[Records from a dataset]
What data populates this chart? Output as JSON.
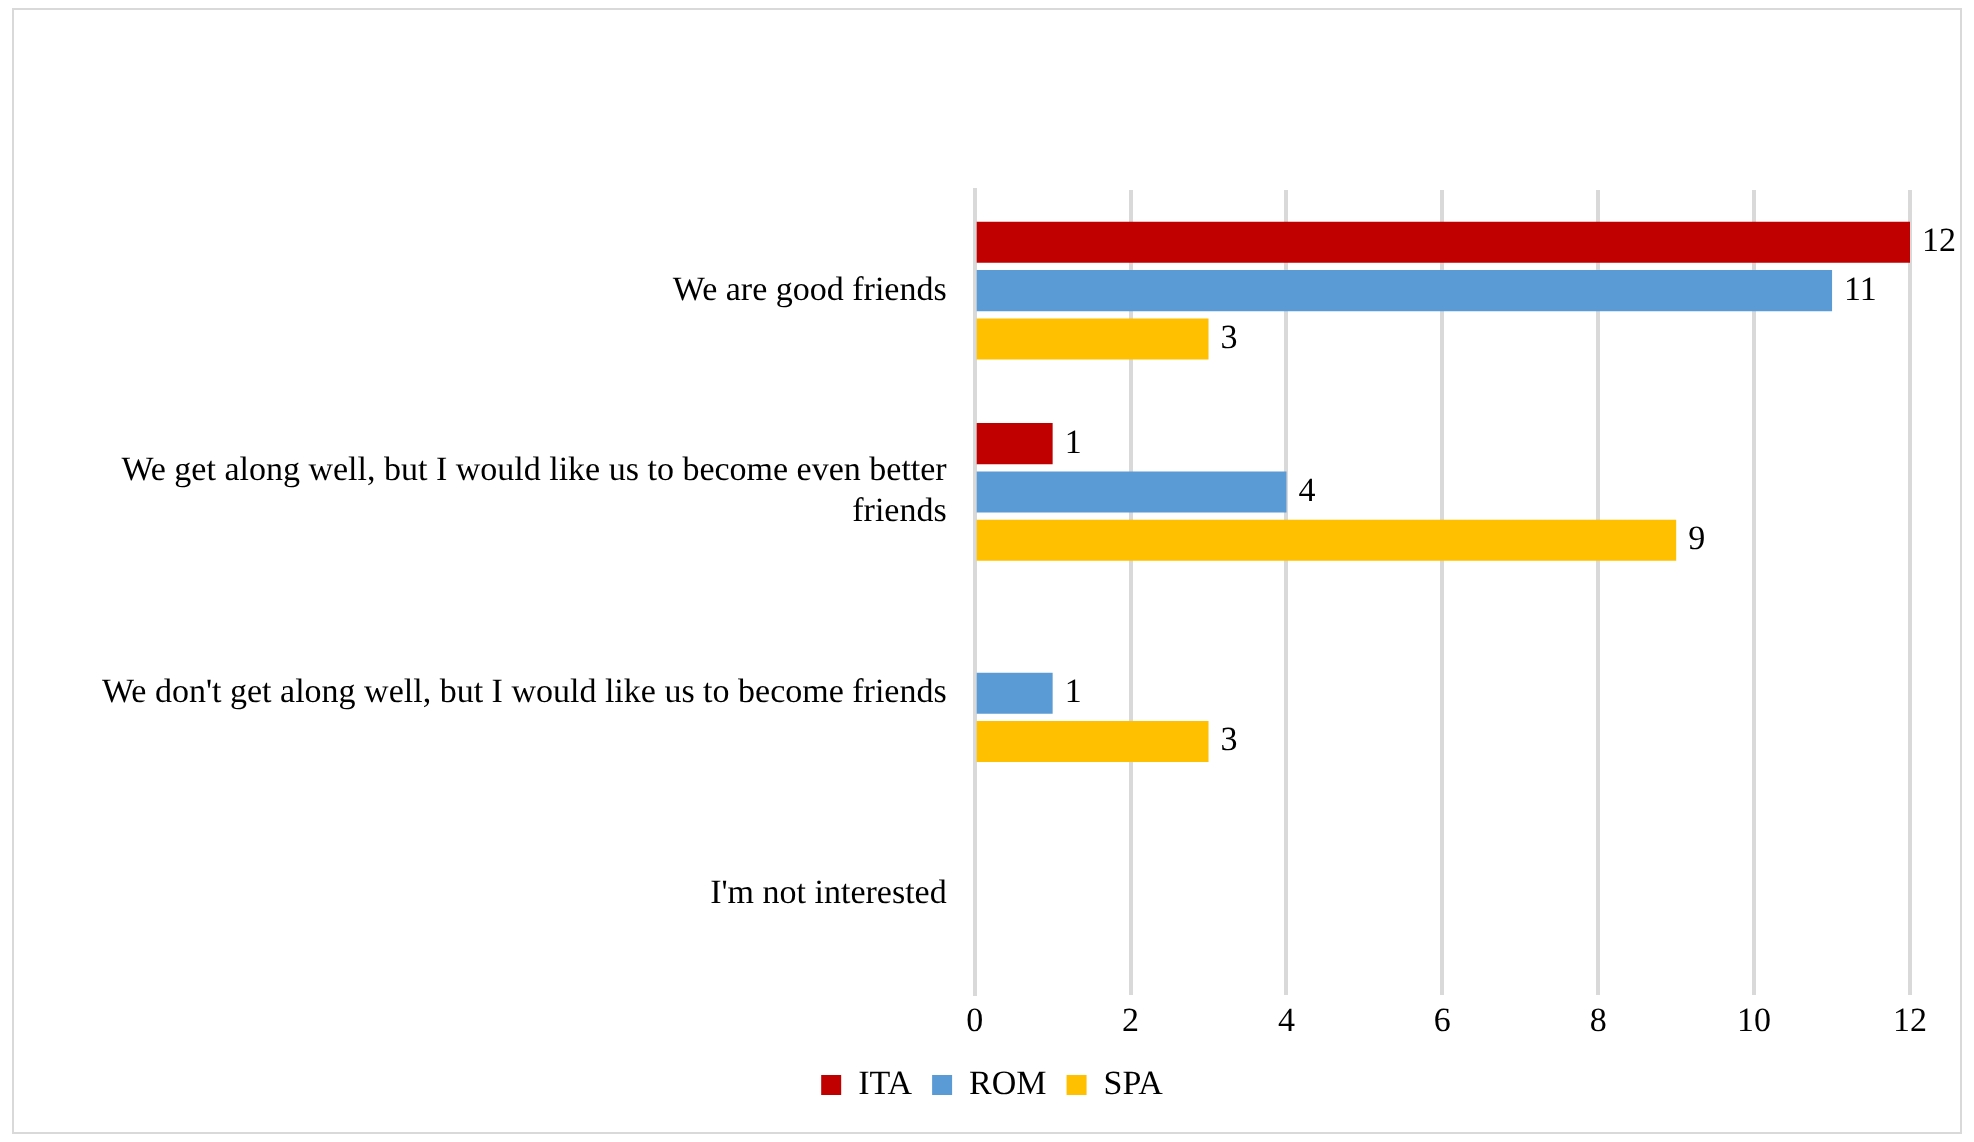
{
  "chart_data": {
    "type": "bar",
    "orientation": "horizontal",
    "categories": [
      "We are good friends",
      "We get along well, but I would like us to become even better friends",
      "We don't get along well, but I would like us to become friends",
      "I'm not interested"
    ],
    "series": [
      {
        "name": "ITA",
        "color": "#c00000",
        "values": [
          12,
          1,
          null,
          null
        ]
      },
      {
        "name": "ROM",
        "color": "#5b9bd5",
        "values": [
          11,
          4,
          1,
          null
        ]
      },
      {
        "name": "SPA",
        "color": "#ffc000",
        "values": [
          3,
          9,
          3,
          null
        ]
      }
    ],
    "xlim": [
      0,
      12
    ],
    "xticks": [
      0,
      2,
      4,
      6,
      8,
      10,
      12
    ],
    "grid": "x",
    "legend": "bottom",
    "data_labels": true
  }
}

Aim - Gather all lines with the string "color" from the data.

Correct answer -
        "color": "#c00000",
        "color": "#5b9bd5",
        "color": "#ffc000",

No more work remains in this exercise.